* [Excerpted data]

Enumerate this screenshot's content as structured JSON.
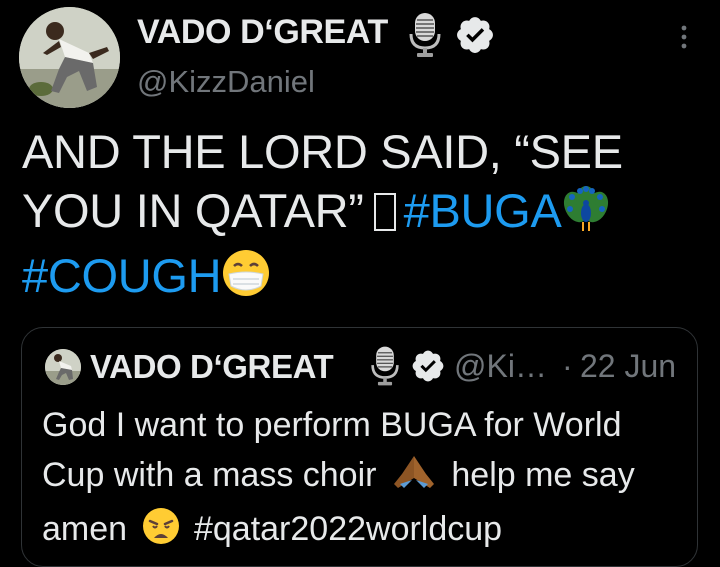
{
  "tweet": {
    "author": {
      "display_name": "VADO D‘GREAT",
      "handle": "@KizzDaniel",
      "badges": [
        "microphone-icon",
        "verified-badge-icon"
      ]
    },
    "text": {
      "line1": "AND THE LORD SAID, “SEE",
      "line2_prefix": "YOU IN QATAR”",
      "line2_hashtag": "#BUGA",
      "line3_hashtag": "#COUGH"
    },
    "menu_icon": "more-options-icon",
    "inline_emojis": [
      "unrenderable-box-glyph",
      "peacock-emoji",
      "face-with-mask-emoji"
    ]
  },
  "quoted_tweet": {
    "author": {
      "display_name": "VADO D‘GREAT",
      "handle": "@Ki…",
      "badges": [
        "microphone-icon",
        "verified-badge-icon"
      ]
    },
    "separator": "·",
    "date": "22 Jun",
    "text": {
      "line1": "God I want to perform BUGA for World",
      "line2_prefix": "Cup with a mass choir",
      "line2_suffix": "help me say",
      "line3_prefix": "amen",
      "line3_hashtag": "#qatar2022worldcup"
    },
    "inline_emojis": [
      "folded-hands-emoji",
      "weary-face-emoji"
    ]
  },
  "colors": {
    "background": "#000000",
    "text": "#e7e9ea",
    "secondary_text": "#71767b",
    "link": "#1d9bf0",
    "border": "#2f3336"
  }
}
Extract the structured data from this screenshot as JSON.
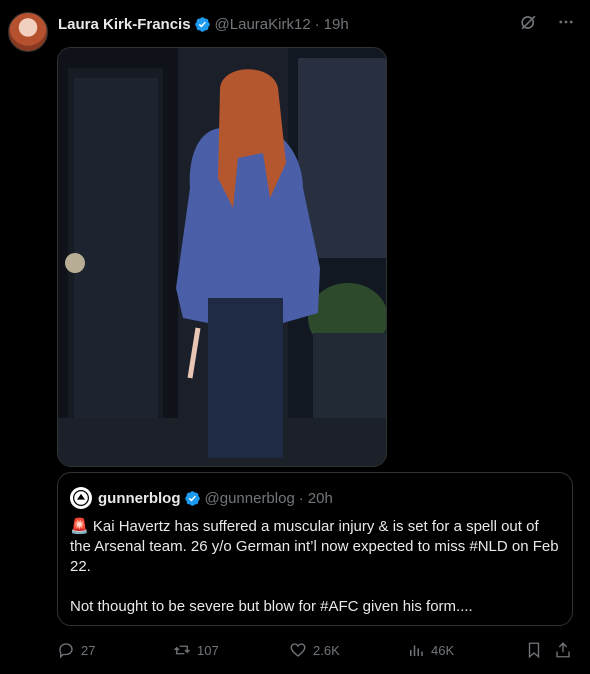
{
  "tweet": {
    "author_name": "Laura Kirk-Francis",
    "handle": "@LauraKirk12",
    "separator": "·",
    "time": "19h"
  },
  "quote": {
    "author_name": "gunnerblog",
    "handle": "@gunnerblog",
    "separator": "·",
    "time": "20h",
    "emoji": "🚨",
    "line1": "Kai Havertz has suffered a muscular injury & is set for a spell out of the Arsenal team. 26 y/o German int’l now expected to miss #NLD on Feb 22.",
    "line2": "Not thought to be severe but blow for #AFC given his form...."
  },
  "actions": {
    "replies": "27",
    "reposts": "107",
    "likes": "2.6K",
    "views": "46K"
  },
  "icons": [
    "verified-badge-icon",
    "grok-icon",
    "more-icon",
    "reply-icon",
    "repost-icon",
    "like-icon",
    "views-icon",
    "bookmark-icon",
    "share-icon"
  ],
  "colors": {
    "verified": "#1d9bf0",
    "muted": "#71767b",
    "text": "#e7e9ea",
    "border": "#2f3336"
  }
}
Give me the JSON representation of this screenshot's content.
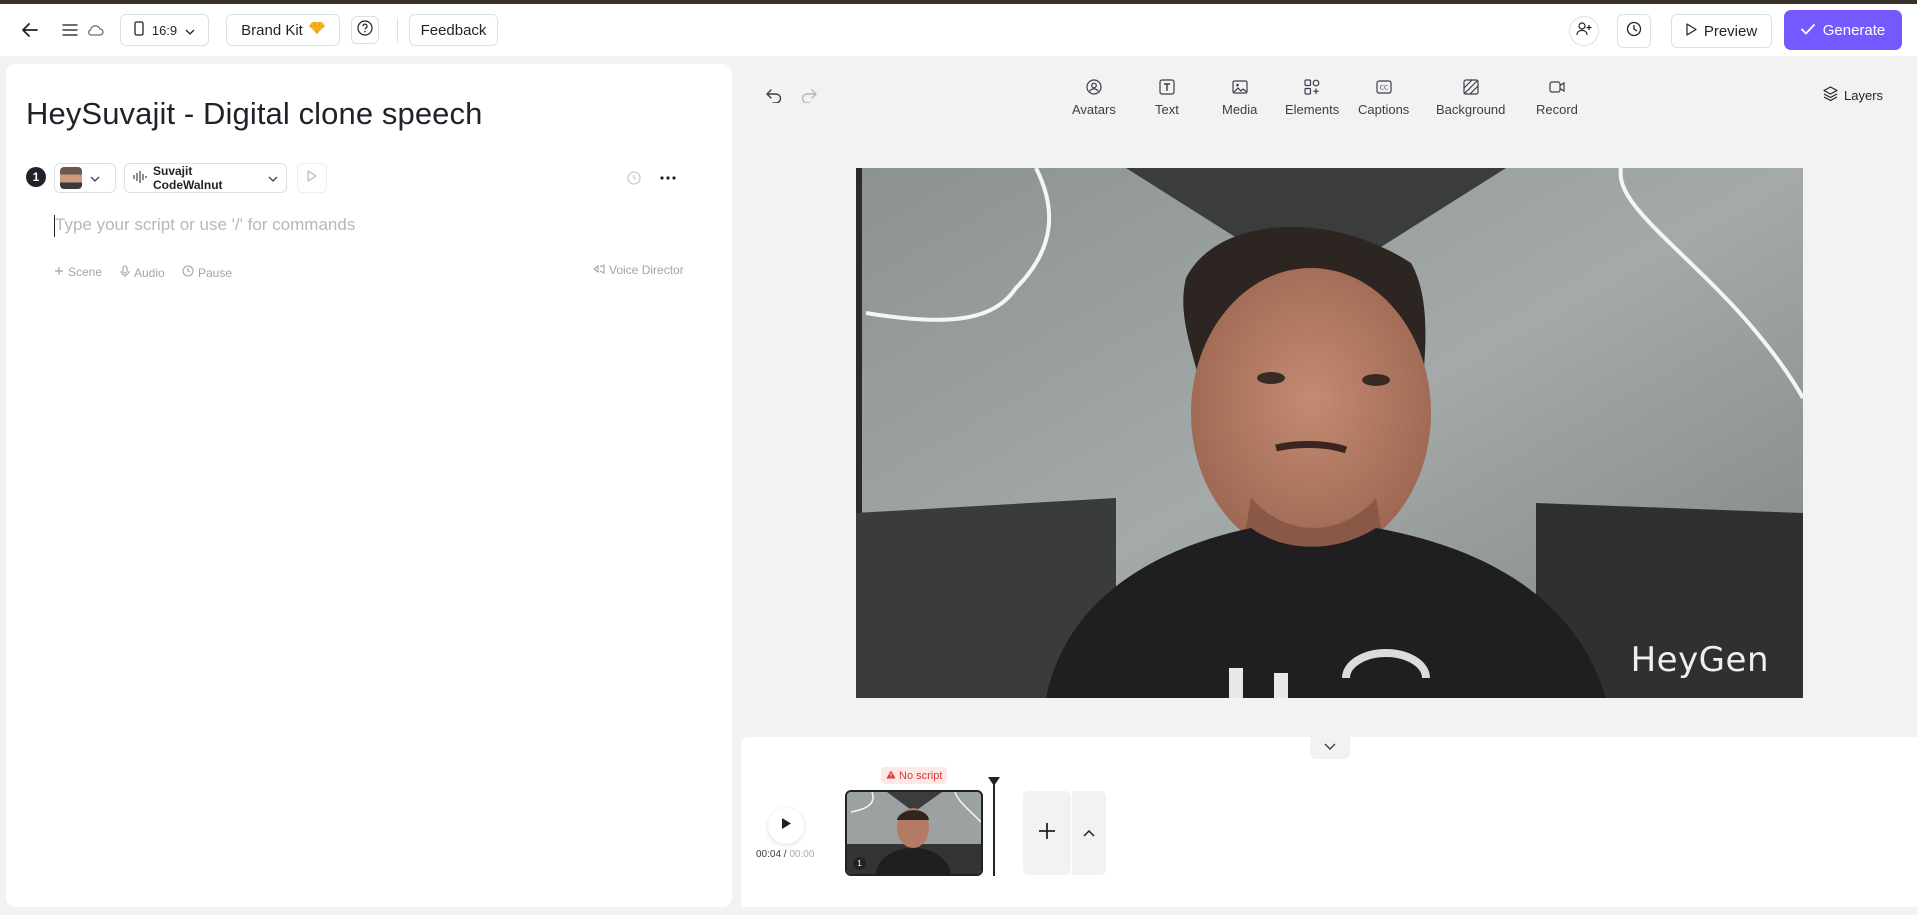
{
  "toolbar": {
    "aspect_ratio": "16:9",
    "brand_kit_label": "Brand Kit",
    "feedback_label": "Feedback",
    "preview_label": "Preview",
    "generate_label": "Generate",
    "accent_color": "#7559ff"
  },
  "script_panel": {
    "title": "HeySuvajit - Digital clone speech",
    "scene_number": "1",
    "voice_name": "Suvajit CodeWalnut",
    "script_placeholder": "Type your script or use '/' for commands",
    "actions": {
      "scene": "Scene",
      "audio": "Audio",
      "pause": "Pause",
      "voice_director": "Voice Director"
    }
  },
  "canvas_tools": [
    {
      "label": "Avatars",
      "icon": "avatar-icon"
    },
    {
      "label": "Text",
      "icon": "text-icon"
    },
    {
      "label": "Media",
      "icon": "media-icon"
    },
    {
      "label": "Elements",
      "icon": "elements-icon"
    },
    {
      "label": "Captions",
      "icon": "captions-icon"
    },
    {
      "label": "Background",
      "icon": "background-icon"
    },
    {
      "label": "Record",
      "icon": "record-icon"
    }
  ],
  "layers_label": "Layers",
  "video": {
    "watermark": "HeyGen"
  },
  "timeline": {
    "current_time": "00:04",
    "separator": " / ",
    "total_time": "00:00",
    "no_script_badge": "No script",
    "clip_number": "1"
  }
}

* [Written instruction] In the entries above, how many lines contain the word "BUGA"? Answer with the number only.

* [Problem solution] 2